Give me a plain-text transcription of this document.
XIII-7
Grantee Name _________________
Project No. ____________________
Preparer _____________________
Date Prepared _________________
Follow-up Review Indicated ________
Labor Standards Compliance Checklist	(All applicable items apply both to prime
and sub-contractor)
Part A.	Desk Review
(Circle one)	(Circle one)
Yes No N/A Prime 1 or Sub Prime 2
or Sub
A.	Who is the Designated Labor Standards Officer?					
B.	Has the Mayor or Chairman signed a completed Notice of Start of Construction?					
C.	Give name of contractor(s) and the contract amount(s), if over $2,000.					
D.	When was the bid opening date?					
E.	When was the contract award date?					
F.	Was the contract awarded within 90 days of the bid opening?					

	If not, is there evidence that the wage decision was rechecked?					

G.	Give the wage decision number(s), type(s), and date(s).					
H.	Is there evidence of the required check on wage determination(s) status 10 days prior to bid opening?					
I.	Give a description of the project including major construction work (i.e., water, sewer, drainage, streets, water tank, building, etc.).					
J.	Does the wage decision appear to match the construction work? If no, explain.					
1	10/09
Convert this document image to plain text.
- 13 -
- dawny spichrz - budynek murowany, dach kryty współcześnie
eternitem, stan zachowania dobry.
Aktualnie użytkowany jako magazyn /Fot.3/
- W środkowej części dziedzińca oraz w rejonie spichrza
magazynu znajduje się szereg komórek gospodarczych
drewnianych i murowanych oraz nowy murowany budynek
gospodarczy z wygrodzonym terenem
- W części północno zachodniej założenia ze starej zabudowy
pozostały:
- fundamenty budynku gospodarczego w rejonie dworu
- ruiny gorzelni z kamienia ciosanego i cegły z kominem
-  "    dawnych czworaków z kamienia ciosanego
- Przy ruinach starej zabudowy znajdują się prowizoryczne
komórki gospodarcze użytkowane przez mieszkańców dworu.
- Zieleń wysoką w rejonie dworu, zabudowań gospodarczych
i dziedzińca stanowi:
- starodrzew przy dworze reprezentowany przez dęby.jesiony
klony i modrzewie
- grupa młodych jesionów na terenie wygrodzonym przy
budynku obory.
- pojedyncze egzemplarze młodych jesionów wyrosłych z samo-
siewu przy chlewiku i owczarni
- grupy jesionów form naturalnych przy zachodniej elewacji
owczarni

DO THIS
All of the data above should be transcribed exactly.

ANSWER BELOW
Give me a plain-text transcription of this document.
XIII-7
Grantee Name _________________
Project No. ____________________
Preparer _____________________
Date Prepared _________________
Follow-up Review Indicated ________
Labor Standards Compliance Checklist	(All applicable items apply both to prime
and sub-contractor)
Part A.	Desk Review
(Circle one)	(Circle one)
Yes No N/A Prime 1 or Sub Prime 2
or Sub
A.	Who is the Designated Labor Standards Officer?					
B.	Has the Mayor or Chairman signed a completed Notice of Start of Construction?					
C.	Give name of contractor(s) and the contract amount(s), if over $2,000.					
D.	When was the bid opening date?					
E.	When was the contract award date?					
F.	Was the contract awarded within 90 days of the bid opening?					

	If not, is there evidence that the wage decision was rechecked?					

G.	Give the wage decision number(s), type(s), and date(s).					
H.	Is there evidence of the required check on wage determination(s) status 10 days prior to bid opening?					
I.	Give a description of the project including major construction work (i.e., water, sewer, drainage, streets, water tank, building, etc.).					
J.	Does the wage decision appear to match the construction work? If no, explain.					
1	10/09
Convert this document image to plain text.
- 13 -
- dawny spichrz - budynek murowany, dach kryty współcześnie
eternitem, stan zachowania dobry.
Aktualnie użytkowany jako magazyn /Fot.3/
- W środkowej części dziedzińca oraz w rejonie spichrza
magazynu znajduje się szereg komórek gospodarczych
drewnianych i murowanych oraz nowy murowany budynek
gospodarczy z wygrodzonym terenem
- W części północno zachodniej założenia ze starej zabudowy
pozostały:
- fundamenty budynku gospodarczego w rejonie dworu
- ruiny gorzelni z kamienia ciosanego i cegły z kominem
-  "    dawnych czworaków z kamienia ciosanego
- Przy ruinach starej zabudowy znajdują się prowizoryczne
komórki gospodarcze użytkowane przez mieszkańców dworu.
- Zieleń wysoką w rejonie dworu, zabudowań gospodarczych
i dziedzińca stanowi:
- starodrzew przy dworze reprezentowany przez dęby.jesiony
klony i modrzewie
- grupa młodych jesionów na terenie wygrodzonym przy
budynku obory.
- pojedyncze egzemplarze młodych jesionów wyrosłych z samo-
siewu przy chlewiku i owczarni
- grupy jesionów form naturalnych przy zachodniej elewacji
owczarni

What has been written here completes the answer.